— Start Stored records —

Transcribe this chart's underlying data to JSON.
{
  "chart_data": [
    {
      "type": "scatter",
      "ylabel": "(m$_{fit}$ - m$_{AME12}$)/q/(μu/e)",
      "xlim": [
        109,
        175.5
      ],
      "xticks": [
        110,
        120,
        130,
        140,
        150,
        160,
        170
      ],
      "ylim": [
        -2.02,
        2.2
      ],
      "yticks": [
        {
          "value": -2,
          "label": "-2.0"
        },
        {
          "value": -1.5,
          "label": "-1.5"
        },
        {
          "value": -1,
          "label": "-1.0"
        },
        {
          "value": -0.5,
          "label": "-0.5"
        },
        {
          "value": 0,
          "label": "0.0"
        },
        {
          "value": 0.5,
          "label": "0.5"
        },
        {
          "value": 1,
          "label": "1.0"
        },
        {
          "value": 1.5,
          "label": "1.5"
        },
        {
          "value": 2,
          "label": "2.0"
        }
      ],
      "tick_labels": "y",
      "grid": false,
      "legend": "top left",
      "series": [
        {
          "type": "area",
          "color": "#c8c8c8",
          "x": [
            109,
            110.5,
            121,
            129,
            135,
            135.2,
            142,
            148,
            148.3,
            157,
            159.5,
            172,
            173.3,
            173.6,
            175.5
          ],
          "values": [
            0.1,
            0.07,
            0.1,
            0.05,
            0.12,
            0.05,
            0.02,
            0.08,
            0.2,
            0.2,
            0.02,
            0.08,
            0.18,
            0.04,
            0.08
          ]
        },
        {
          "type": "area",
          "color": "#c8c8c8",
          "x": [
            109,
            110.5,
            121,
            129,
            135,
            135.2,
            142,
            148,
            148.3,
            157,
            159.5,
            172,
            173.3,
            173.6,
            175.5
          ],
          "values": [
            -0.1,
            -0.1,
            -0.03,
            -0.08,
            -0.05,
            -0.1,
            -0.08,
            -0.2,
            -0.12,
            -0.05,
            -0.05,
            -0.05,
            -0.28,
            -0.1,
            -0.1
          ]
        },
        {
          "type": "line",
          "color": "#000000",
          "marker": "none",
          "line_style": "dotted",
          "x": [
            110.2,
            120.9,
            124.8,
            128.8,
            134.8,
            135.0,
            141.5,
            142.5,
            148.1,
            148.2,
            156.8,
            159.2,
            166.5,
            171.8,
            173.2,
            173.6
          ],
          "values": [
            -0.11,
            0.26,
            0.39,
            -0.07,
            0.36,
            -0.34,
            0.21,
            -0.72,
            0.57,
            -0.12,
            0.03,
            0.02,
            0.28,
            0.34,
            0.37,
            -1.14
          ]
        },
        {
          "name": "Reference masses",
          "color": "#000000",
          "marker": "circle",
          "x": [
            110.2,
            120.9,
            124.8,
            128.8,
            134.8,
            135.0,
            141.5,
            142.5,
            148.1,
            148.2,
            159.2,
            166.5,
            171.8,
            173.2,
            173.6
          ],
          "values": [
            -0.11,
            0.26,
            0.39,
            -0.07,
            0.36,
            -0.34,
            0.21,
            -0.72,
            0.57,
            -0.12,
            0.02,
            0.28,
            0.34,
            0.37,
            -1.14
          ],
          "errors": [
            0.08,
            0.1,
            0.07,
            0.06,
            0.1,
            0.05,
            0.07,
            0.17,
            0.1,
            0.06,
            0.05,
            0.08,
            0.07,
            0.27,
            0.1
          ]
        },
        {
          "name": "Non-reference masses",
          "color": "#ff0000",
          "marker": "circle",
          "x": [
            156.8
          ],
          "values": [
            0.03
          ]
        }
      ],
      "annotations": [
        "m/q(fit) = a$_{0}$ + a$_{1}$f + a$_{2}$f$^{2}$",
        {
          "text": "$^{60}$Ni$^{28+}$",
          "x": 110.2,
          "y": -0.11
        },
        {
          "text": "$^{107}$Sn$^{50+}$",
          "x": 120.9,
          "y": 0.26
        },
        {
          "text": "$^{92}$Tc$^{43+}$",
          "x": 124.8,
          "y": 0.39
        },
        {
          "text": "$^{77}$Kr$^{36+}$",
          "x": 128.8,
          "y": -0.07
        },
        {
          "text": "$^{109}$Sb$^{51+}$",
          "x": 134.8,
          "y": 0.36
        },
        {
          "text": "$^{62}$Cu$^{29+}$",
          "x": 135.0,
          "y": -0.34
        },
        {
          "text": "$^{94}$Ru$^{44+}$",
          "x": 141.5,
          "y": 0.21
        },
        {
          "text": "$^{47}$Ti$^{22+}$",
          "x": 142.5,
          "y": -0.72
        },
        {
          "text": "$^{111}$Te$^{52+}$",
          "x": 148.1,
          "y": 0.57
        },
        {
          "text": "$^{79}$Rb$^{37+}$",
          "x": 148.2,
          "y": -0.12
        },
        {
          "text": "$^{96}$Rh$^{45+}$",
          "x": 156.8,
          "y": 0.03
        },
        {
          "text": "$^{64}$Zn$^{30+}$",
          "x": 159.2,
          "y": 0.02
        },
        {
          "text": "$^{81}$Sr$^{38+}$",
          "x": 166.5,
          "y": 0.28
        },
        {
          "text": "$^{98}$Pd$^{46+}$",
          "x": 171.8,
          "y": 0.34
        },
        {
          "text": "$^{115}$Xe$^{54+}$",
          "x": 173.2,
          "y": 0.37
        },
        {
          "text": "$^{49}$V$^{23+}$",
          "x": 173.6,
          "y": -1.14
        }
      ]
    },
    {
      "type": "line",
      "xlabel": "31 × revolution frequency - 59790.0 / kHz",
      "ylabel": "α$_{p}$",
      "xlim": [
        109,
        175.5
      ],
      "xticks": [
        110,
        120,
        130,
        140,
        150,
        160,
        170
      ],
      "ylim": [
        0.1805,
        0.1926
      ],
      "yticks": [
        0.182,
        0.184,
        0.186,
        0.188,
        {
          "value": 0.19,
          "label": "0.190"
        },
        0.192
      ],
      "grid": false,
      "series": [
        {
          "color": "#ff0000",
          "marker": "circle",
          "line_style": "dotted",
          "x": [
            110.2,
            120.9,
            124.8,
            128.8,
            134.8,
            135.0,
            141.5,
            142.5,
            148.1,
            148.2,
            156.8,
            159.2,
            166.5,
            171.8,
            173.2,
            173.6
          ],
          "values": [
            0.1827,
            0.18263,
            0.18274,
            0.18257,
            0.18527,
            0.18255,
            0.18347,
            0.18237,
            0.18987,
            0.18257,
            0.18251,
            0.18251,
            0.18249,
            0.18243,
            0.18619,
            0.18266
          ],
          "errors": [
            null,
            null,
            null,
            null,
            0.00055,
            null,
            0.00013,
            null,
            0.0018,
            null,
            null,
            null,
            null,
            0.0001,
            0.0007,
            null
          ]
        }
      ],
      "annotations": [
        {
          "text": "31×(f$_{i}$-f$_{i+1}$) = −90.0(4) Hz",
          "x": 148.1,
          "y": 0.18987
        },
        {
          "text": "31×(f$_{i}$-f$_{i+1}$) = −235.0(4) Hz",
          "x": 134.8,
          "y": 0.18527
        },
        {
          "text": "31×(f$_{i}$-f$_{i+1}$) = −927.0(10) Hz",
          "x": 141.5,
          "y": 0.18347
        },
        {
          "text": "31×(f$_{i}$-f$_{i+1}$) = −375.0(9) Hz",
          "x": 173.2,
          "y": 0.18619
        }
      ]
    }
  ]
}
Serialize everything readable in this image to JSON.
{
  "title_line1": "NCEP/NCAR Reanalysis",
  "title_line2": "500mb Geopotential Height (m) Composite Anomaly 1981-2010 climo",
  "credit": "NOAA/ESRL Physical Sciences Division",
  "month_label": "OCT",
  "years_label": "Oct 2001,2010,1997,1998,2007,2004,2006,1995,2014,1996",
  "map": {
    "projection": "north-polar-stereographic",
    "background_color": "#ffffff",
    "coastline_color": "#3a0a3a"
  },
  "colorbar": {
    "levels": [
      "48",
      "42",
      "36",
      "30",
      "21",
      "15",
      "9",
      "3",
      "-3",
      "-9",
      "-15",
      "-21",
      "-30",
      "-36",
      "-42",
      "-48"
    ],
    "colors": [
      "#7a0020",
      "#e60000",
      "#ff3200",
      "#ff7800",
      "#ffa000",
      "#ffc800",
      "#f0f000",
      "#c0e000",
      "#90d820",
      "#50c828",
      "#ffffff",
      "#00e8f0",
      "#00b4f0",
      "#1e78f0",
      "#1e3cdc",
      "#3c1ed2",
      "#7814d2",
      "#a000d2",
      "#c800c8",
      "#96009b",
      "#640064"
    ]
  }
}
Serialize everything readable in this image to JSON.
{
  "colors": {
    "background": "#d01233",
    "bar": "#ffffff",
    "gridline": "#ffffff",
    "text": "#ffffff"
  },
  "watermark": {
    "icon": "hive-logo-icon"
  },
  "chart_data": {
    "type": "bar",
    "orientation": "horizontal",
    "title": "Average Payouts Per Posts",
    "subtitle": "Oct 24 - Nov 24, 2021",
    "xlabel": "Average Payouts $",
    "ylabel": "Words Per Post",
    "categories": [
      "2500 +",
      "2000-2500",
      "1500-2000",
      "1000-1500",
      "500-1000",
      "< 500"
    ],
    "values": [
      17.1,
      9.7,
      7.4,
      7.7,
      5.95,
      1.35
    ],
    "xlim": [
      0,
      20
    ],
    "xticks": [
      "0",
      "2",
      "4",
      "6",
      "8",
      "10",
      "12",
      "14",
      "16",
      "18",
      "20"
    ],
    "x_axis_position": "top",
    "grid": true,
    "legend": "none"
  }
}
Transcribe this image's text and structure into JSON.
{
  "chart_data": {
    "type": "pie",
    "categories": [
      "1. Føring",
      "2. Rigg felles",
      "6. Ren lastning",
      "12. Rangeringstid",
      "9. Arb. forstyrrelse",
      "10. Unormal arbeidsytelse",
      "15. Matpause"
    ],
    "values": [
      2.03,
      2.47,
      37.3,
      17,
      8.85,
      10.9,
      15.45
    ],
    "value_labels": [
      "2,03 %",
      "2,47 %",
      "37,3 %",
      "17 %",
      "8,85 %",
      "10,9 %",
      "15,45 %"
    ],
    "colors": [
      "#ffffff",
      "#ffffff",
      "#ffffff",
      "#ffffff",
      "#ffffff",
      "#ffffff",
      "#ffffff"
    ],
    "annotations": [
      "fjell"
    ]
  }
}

— End Stored records —

● **Problem details**
Tell how many lines of the data include the word "ylabel", and nothing else.

● **The response**
3